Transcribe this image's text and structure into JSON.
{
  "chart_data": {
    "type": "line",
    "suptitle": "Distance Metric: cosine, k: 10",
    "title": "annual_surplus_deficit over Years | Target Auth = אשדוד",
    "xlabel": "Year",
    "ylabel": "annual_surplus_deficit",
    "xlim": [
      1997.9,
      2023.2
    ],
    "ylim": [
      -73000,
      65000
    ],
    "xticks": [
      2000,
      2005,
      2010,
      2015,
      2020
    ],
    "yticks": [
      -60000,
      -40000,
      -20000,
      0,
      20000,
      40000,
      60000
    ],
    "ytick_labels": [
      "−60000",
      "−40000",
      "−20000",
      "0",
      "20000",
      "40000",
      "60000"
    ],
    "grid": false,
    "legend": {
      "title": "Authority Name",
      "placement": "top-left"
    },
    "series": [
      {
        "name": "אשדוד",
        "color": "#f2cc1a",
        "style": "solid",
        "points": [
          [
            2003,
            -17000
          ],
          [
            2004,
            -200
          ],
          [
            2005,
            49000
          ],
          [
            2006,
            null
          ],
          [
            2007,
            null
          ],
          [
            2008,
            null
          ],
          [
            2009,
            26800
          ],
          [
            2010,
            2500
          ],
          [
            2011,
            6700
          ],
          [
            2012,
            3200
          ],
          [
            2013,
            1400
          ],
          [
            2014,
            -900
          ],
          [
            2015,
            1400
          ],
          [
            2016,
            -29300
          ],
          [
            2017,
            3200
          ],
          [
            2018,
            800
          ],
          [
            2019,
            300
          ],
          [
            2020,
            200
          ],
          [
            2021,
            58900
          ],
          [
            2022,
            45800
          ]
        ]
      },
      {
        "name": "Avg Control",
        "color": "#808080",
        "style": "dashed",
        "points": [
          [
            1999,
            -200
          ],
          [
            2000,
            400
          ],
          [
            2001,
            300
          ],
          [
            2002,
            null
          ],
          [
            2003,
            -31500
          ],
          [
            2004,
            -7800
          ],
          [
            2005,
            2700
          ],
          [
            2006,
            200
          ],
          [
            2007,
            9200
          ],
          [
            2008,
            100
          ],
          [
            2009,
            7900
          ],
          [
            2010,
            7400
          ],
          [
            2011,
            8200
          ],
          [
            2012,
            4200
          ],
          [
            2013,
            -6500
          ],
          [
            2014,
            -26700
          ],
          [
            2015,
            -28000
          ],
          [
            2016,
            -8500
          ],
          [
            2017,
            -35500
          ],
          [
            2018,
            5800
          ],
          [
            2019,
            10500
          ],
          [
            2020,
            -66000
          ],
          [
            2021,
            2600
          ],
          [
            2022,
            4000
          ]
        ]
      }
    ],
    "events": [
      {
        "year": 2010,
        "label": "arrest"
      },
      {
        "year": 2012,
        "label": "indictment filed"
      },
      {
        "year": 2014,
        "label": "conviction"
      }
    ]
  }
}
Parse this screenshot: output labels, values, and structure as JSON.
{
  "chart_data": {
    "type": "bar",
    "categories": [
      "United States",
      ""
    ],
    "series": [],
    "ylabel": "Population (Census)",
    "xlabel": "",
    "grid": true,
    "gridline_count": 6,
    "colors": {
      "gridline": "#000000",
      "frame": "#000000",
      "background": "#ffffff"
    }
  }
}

*****

§ **To do**
Each line that holds the word "this" should be extracted from the records.

§ **The response**
Transcribe this image's text and structure into JSON.
Parse this screenshot: output labels, values, and structure as JSON.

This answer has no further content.